Would you return the complete listing below word for word?
------------------------------
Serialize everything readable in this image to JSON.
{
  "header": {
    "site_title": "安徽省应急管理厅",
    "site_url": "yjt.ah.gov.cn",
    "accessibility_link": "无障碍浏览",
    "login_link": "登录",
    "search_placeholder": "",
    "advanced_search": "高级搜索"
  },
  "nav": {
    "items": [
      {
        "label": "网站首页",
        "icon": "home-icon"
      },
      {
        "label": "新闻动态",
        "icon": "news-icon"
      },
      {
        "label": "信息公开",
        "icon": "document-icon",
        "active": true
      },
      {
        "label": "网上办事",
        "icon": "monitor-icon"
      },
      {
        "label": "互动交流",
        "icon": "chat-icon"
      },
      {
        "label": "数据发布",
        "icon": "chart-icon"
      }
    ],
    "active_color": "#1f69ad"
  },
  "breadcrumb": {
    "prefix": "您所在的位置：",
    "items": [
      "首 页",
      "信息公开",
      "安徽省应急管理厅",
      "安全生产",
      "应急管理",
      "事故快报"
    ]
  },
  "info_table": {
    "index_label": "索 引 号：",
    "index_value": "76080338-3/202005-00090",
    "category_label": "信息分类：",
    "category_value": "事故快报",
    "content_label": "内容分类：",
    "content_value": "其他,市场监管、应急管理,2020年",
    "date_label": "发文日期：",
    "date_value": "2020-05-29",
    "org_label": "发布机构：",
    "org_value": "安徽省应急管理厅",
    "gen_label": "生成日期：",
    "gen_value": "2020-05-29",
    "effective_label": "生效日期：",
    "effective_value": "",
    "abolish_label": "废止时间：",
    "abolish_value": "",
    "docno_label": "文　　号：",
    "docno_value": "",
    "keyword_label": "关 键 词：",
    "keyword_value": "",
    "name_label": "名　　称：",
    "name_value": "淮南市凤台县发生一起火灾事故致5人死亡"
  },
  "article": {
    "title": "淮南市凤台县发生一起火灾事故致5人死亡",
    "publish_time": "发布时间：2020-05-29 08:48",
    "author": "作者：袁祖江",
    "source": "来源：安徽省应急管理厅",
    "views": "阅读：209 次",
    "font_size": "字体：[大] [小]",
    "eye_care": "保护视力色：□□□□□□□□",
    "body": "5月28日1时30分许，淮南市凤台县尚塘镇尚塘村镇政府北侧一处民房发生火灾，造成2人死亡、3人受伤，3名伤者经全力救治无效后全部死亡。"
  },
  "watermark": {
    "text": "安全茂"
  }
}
------------------------------
Completed exercise>
Serialize everything readable in this image to JSON.
{
  "header": {
    "site_title": "安徽省应急管理厅",
    "site_url": "yjt.ah.gov.cn",
    "accessibility_link": "无障碍浏览",
    "login_link": "登录",
    "search_placeholder": "",
    "advanced_search": "高级搜索"
  },
  "nav": {
    "items": [
      {
        "label": "网站首页",
        "icon": "home-icon"
      },
      {
        "label": "新闻动态",
        "icon": "news-icon"
      },
      {
        "label": "信息公开",
        "icon": "document-icon",
        "active": true
      },
      {
        "label": "网上办事",
        "icon": "monitor-icon"
      },
      {
        "label": "互动交流",
        "icon": "chat-icon"
      },
      {
        "label": "数据发布",
        "icon": "chart-icon"
      }
    ],
    "active_color": "#1f69ad"
  },
  "breadcrumb": {
    "prefix": "您所在的位置：",
    "items": [
      "首 页",
      "信息公开",
      "安徽省应急管理厅",
      "安全生产",
      "应急管理",
      "事故快报"
    ]
  },
  "info_table": {
    "index_label": "索 引 号：",
    "index_value": "76080338-3/202005-00090",
    "category_label": "信息分类：",
    "category_value": "事故快报",
    "content_label": "内容分类：",
    "content_value": "其他,市场监管、应急管理,2020年",
    "date_label": "发文日期：",
    "date_value": "2020-05-29",
    "org_label": "发布机构：",
    "org_value": "安徽省应急管理厅",
    "gen_label": "生成日期：",
    "gen_value": "2020-05-29",
    "effective_label": "生效日期：",
    "effective_value": "",
    "abolish_label": "废止时间：",
    "abolish_value": "",
    "docno_label": "文　　号：",
    "docno_value": "",
    "keyword_label": "关 键 词：",
    "keyword_value": "",
    "name_label": "名　　称：",
    "name_value": "淮南市凤台县发生一起火灾事故致5人死亡"
  },
  "article": {
    "title": "淮南市凤台县发生一起火灾事故致5人死亡",
    "publish_time": "发布时间：2020-05-29 08:48",
    "author": "作者：袁祖江",
    "source": "来源：安徽省应急管理厅",
    "views": "阅读：209 次",
    "font_size": "字体：[大] [小]",
    "eye_care": "保护视力色：□□□□□□□□",
    "body": "5月28日1时30分许，淮南市凤台县尚塘镇尚塘村镇政府北侧一处民房发生火灾，造成2人死亡、3人受伤，3名伤者经全力救治无效后全部死亡。"
  },
  "watermark": {
    "text": "安全茂"
  }
}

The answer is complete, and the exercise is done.